### Bereitgestellter Text

________________

Habs jetzt auch mit Photoshop probiert! Ging ja eigentlich ganz gut aber als ich hier gelesen hab dass es mit Freehand besser funktionieren soll wäre ich nicht abgeneigt wenn jemand ein Tut. für Freehand z.b zur Logo erstellung hätte

Danke


----------



## Receiver (8. August 2004)

Ja, also der Witz bei nem Logo ist doch der, dass man was individuelles hat... Wenn ich jetzt ein Tut zur Logoerstellung in Freehand oder Illustr. mache hat ja dann auf einmal die halbe Welt das gleiche Logo...

Ich würde mir an Deiner Stelle mal paar schon existierende Logos angucken, wie die gemacht wurden, und eventuell nähere Infos darüber einholen, was an nem Logo wichtig ist...gibt ja schließlich Leute, die Ihr Geld damit verdienen Logos oder Firmenimages zu erstellen, was heißt, dass es zu diesem Thema auch einiges an Literatur geben sollte.

________________

### Angezeigte Informationen
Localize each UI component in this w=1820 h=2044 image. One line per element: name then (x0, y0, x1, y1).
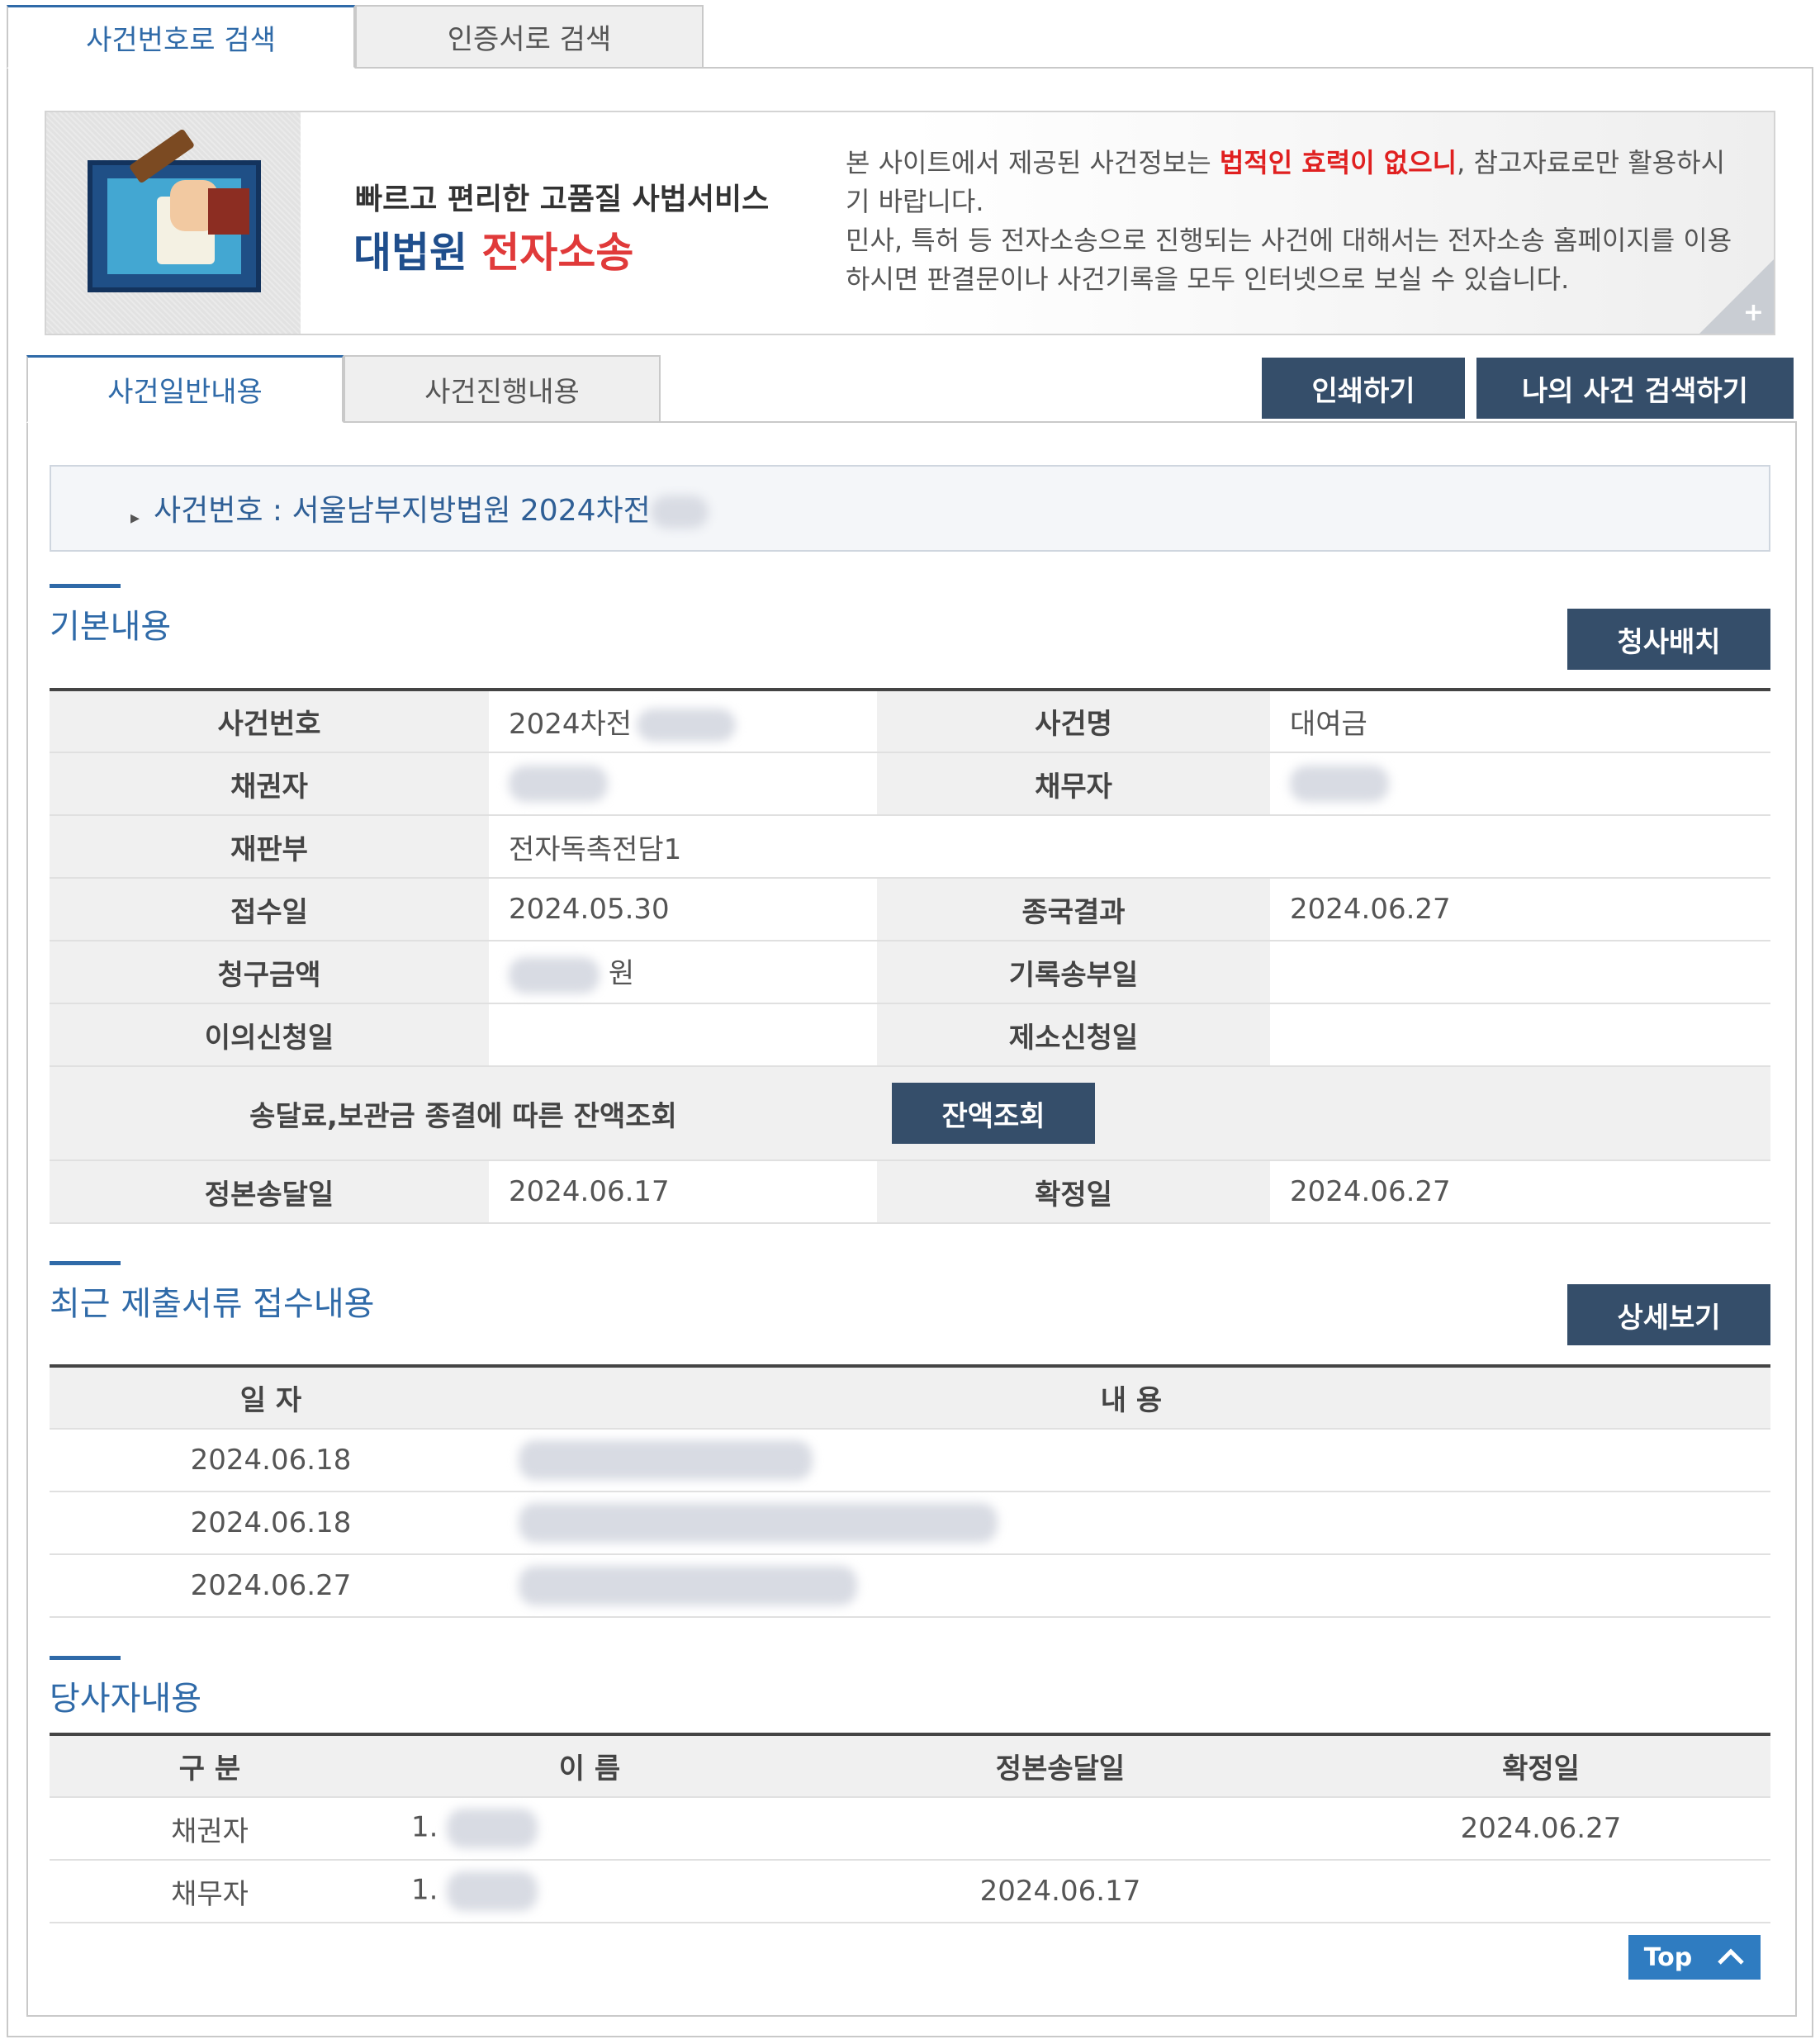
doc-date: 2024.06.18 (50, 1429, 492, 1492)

________________

### Aufgaben
• A. Nenne alle Programme, die im Text zur Logoerstellung erwähnt werden.
• B. Führe den Text zur Logoerstellung im gleichen Ton nach seinem letzten Satz weiter.

### Lösungen
• A. Photoshop, Freehand, Illustr.

• B.
Die eigentliche Logoerstellung ist dann im Endeffekt nicht mehr so wild, weil die meisten Logos ja aus einfachen Formen bestehen, die Du schon nach den ersten paar Stunden mit Freehand problemlos ohne Tut erzeugen kannst.


----------



## Philip Kurz (8. August 2004)

@ funnytommy 

Wie ich mitgekriegt habe, hattest du dir Freehand ja probeweise
runtergeladen. Daraus schließe ich, dass es dir eher um ein
Tutorial geht, das Grundlagenwissen vermittelt, als das pure
Erstellen eines Logos.
Deshalb empfehle ich dir, einfach mal in die Videotutorials hier
auf der Seite zu gucken oder dich durch Seiten wie 
http://www.freehandsource.com zu wühlen um das nötige Wissen zu
ergattern um ein individuelles Logo zu entwerfen.


----------



## funnytommy (8. August 2004)

*Danke!*

Danke für diie hilfreichen Tipps!
Werd mal schauen was ich so hinbringe!

Greets!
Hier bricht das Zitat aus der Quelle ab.